» **WHAT IS ASKED**: Collect every line of the records below that contains the word "this".

» **SUPPLIED DATA**:

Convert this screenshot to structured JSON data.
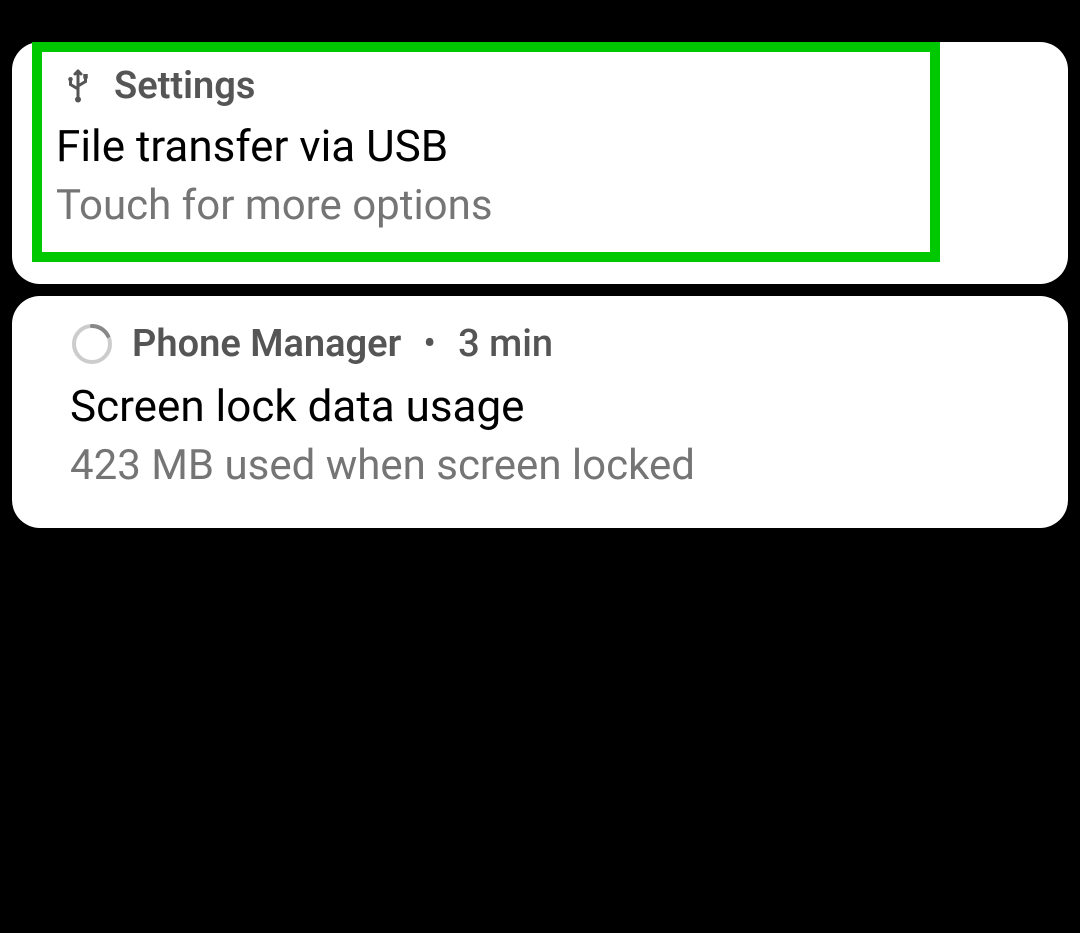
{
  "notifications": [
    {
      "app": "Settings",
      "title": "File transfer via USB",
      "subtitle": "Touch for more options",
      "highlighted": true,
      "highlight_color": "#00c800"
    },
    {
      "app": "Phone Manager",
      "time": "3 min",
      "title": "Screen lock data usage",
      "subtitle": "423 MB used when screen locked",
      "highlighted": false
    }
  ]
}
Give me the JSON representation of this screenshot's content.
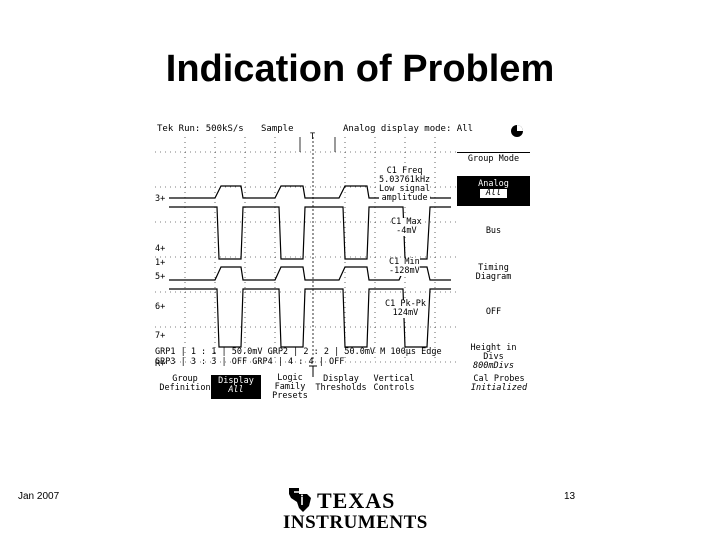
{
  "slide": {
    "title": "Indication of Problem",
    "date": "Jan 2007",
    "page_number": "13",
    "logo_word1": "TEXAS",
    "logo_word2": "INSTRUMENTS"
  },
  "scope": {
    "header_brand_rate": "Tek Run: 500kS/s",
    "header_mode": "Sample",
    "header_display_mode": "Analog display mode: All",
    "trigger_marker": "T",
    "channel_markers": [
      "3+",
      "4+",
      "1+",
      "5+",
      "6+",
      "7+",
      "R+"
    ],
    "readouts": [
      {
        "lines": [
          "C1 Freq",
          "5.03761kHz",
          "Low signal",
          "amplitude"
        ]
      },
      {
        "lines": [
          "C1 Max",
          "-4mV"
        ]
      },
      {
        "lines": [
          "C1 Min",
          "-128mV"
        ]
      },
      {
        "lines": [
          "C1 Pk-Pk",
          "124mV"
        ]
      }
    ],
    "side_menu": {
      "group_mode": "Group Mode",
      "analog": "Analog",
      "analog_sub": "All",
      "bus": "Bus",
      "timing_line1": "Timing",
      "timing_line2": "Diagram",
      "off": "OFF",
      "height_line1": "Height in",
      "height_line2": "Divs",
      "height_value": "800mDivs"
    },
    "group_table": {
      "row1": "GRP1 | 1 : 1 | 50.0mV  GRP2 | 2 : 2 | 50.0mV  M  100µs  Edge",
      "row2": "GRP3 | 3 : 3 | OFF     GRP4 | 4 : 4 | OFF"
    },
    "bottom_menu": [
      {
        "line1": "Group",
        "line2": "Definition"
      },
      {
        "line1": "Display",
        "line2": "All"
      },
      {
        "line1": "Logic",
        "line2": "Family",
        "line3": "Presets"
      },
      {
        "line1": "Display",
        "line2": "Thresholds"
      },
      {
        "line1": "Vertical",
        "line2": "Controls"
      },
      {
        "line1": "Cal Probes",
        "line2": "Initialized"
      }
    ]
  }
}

---

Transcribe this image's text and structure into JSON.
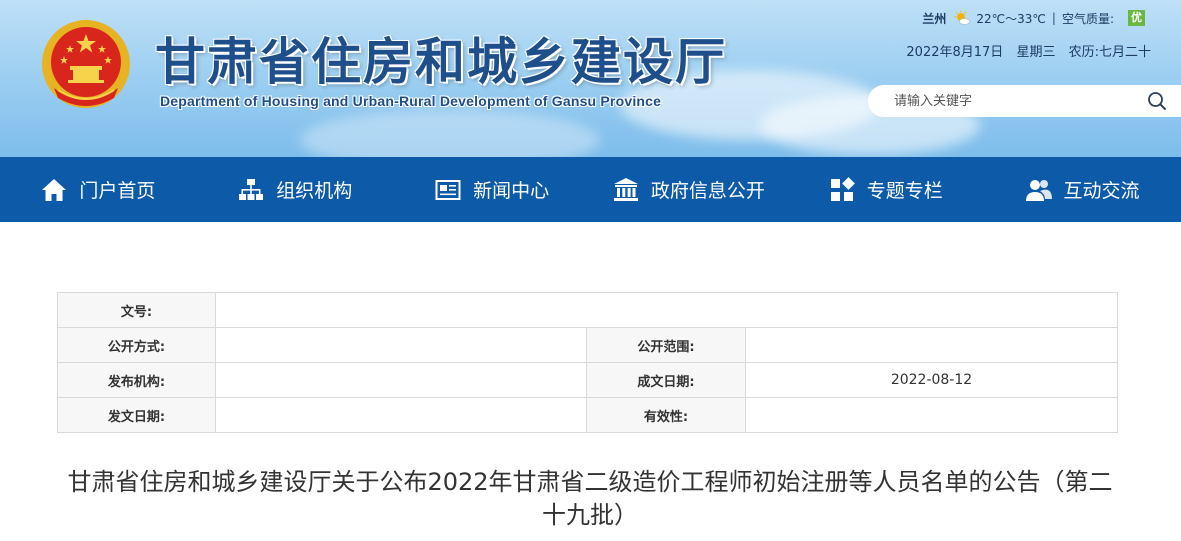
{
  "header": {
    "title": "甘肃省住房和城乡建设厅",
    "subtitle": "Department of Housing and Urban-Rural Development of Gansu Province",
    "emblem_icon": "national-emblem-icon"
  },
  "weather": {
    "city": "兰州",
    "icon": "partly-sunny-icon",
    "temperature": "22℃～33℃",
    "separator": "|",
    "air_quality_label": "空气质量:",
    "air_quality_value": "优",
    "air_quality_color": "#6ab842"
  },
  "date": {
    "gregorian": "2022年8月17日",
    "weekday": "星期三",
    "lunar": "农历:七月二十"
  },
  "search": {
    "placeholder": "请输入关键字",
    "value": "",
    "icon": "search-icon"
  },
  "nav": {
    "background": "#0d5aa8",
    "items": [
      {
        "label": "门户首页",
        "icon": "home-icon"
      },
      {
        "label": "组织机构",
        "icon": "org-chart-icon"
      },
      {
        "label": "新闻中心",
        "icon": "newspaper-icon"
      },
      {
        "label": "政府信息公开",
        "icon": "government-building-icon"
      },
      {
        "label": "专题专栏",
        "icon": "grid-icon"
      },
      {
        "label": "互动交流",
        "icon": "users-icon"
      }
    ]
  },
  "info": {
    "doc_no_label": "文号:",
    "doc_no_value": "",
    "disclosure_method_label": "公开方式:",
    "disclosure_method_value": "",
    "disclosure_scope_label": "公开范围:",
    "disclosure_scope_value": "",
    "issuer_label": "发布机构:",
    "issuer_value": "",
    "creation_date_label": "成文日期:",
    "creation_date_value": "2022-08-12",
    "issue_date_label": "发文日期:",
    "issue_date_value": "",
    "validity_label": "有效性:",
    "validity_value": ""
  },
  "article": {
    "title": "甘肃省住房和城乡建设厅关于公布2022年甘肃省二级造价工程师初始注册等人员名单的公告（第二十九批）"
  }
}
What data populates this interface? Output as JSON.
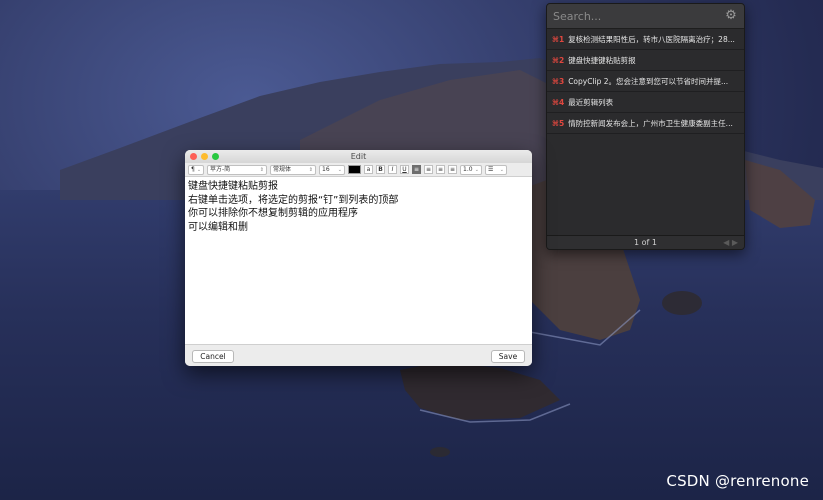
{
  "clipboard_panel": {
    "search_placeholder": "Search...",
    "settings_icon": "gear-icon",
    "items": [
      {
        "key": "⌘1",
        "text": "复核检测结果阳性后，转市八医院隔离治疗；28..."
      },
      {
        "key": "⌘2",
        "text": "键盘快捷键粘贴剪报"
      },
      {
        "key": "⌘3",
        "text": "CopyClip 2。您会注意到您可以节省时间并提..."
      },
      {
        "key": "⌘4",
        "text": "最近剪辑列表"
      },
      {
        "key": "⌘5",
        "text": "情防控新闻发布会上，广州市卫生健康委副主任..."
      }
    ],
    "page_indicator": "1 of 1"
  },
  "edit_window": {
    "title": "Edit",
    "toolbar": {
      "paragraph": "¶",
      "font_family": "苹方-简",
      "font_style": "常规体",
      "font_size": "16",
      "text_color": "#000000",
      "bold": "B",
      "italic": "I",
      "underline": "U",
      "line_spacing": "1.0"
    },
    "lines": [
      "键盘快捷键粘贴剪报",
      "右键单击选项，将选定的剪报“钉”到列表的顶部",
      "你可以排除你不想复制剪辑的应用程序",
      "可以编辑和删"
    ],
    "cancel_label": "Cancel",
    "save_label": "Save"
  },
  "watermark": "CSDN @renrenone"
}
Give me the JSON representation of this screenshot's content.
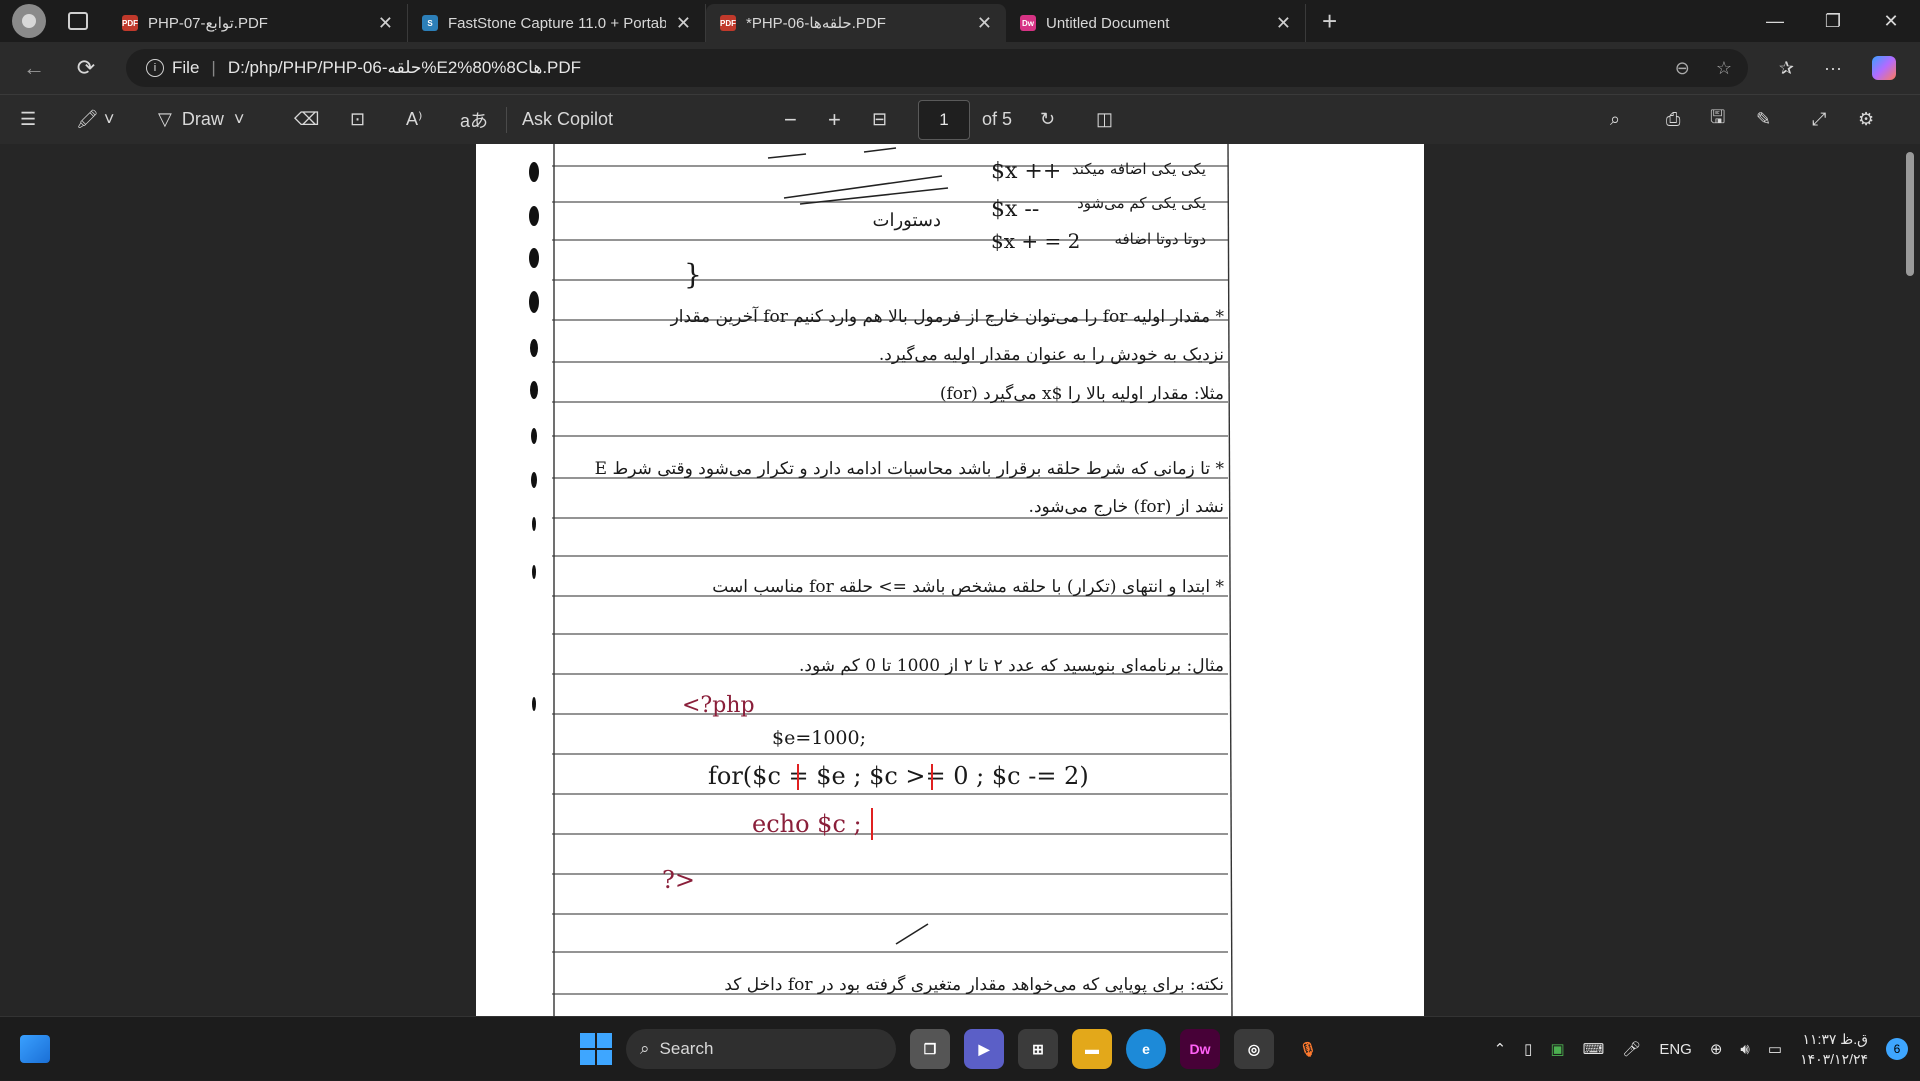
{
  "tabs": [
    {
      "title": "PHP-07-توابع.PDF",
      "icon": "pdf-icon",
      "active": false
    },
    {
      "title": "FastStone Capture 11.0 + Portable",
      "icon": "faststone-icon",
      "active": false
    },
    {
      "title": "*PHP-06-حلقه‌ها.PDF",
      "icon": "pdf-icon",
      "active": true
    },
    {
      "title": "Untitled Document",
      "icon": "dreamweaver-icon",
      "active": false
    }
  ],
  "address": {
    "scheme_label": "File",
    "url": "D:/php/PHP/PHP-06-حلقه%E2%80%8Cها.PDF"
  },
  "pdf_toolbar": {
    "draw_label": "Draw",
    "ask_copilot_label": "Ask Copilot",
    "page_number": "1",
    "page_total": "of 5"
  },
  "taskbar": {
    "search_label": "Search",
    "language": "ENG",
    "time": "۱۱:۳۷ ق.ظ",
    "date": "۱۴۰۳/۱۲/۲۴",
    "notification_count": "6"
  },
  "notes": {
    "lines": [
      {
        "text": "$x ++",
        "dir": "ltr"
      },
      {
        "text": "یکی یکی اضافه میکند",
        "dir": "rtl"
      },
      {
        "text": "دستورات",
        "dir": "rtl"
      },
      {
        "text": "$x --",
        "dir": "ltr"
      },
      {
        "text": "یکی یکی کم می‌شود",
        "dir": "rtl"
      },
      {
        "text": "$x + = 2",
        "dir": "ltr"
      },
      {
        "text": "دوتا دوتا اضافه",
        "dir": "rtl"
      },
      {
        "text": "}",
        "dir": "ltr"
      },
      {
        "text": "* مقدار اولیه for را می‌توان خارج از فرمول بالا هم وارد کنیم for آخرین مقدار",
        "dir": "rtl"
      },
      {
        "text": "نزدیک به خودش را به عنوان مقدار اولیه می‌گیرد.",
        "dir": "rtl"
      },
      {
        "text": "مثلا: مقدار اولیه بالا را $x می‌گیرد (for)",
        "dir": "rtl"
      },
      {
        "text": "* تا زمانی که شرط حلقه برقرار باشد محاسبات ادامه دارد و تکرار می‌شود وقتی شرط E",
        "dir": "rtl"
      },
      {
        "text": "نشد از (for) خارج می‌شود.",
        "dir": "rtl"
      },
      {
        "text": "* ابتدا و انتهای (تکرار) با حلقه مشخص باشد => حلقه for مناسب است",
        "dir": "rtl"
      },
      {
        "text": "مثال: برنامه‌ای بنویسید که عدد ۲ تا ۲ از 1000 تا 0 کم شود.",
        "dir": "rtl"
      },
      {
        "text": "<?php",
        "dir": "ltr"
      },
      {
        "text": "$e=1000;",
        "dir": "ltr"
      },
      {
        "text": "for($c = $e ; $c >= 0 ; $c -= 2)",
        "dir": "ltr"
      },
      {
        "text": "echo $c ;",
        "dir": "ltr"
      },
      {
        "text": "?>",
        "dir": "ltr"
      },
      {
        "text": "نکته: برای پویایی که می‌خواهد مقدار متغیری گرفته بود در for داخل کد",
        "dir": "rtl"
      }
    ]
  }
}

» **CORRECT RESPONSE**:
Convert this screenshot to structured JSON data.
Give me the JSON representation of this screenshot's content.
Transcribe this image's text and structure into JSON.
What data populates this interface? Output as JSON.
Give me the JSON representation of this screenshot's content.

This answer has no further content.